**WRITTEN EXERCISE**
Look through the material below. Copy every line with the string "Drawings" in it.
** begin RECORD EXTRACTS **
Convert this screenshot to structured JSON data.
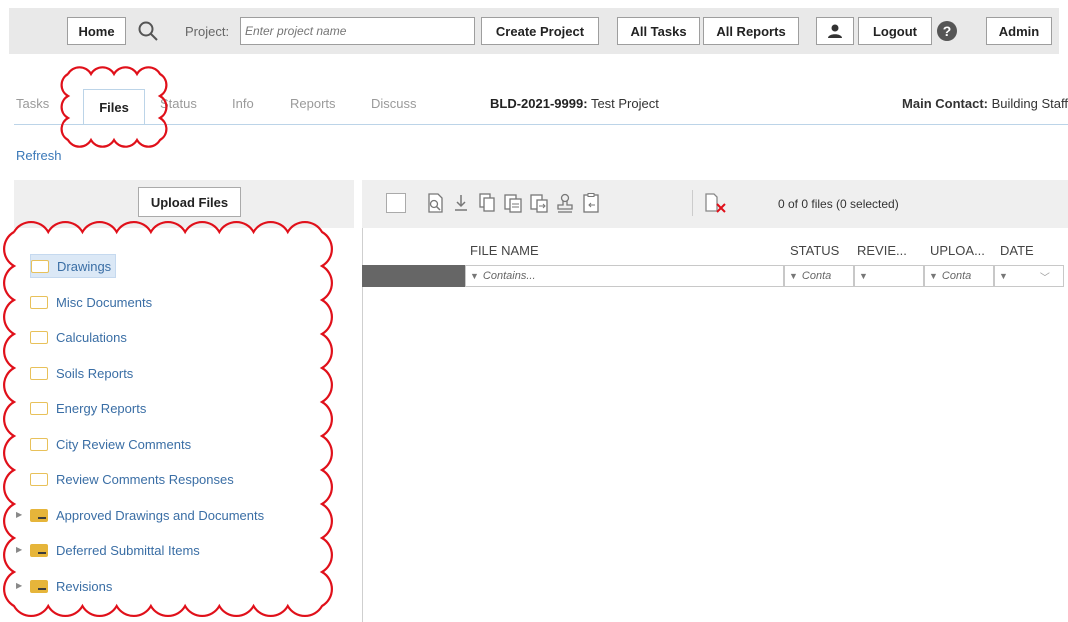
{
  "topbar": {
    "home_label": "Home",
    "project_label": "Project:",
    "project_placeholder": "Enter project name",
    "create_project_label": "Create Project",
    "all_tasks_label": "All Tasks",
    "all_reports_label": "All Reports",
    "logout_label": "Logout",
    "admin_label": "Admin"
  },
  "tabs": [
    "Tasks",
    "Files",
    "Status",
    "Info",
    "Reports",
    "Discuss"
  ],
  "active_tab": "Files",
  "project": {
    "id": "BLD-2021-9999:",
    "name": "Test Project"
  },
  "contact": {
    "label": "Main Contact:",
    "value": "Building Staff"
  },
  "refresh_label": "Refresh",
  "upload_label": "Upload Files",
  "folders": [
    {
      "label": "Drawings",
      "icon": "folder-outline-icon",
      "selected": true,
      "expandable": false
    },
    {
      "label": "Misc Documents",
      "icon": "folder-outline-icon",
      "selected": false,
      "expandable": false
    },
    {
      "label": "Calculations",
      "icon": "folder-outline-icon",
      "selected": false,
      "expandable": false
    },
    {
      "label": "Soils Reports",
      "icon": "folder-outline-icon",
      "selected": false,
      "expandable": false
    },
    {
      "label": "Energy Reports",
      "icon": "folder-outline-icon",
      "selected": false,
      "expandable": false
    },
    {
      "label": "City Review Comments",
      "icon": "folder-outline-icon",
      "selected": false,
      "expandable": false
    },
    {
      "label": "Review Comments Responses",
      "icon": "folder-outline-icon",
      "selected": false,
      "expandable": false
    },
    {
      "label": "Approved Drawings and Documents",
      "icon": "folder-filled-icon",
      "selected": false,
      "expandable": true
    },
    {
      "label": "Deferred Submittal Items",
      "icon": "folder-filled-icon",
      "selected": false,
      "expandable": true
    },
    {
      "label": "Revisions",
      "icon": "folder-filled-icon",
      "selected": false,
      "expandable": true
    }
  ],
  "file_count_text": "0 of 0 files (0 selected)",
  "columns": {
    "file_name": "FILE NAME",
    "status": "STATUS",
    "reviewer": "REVIE...",
    "uploader": "UPLOA...",
    "date": "DATE"
  },
  "filters": {
    "file_name": "Contains...",
    "status": "Conta",
    "uploader": "Conta"
  },
  "colors": {
    "link": "#3a78b8",
    "folder": "#e6b53a",
    "annotation": "#e0101a",
    "toolbar_bg": "#efefef"
  }
}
** end RECORD EXTRACTS **
**RESULT OF THE TASK**
      "label": "Drawings",
      "label": "Approved Drawings and Documents",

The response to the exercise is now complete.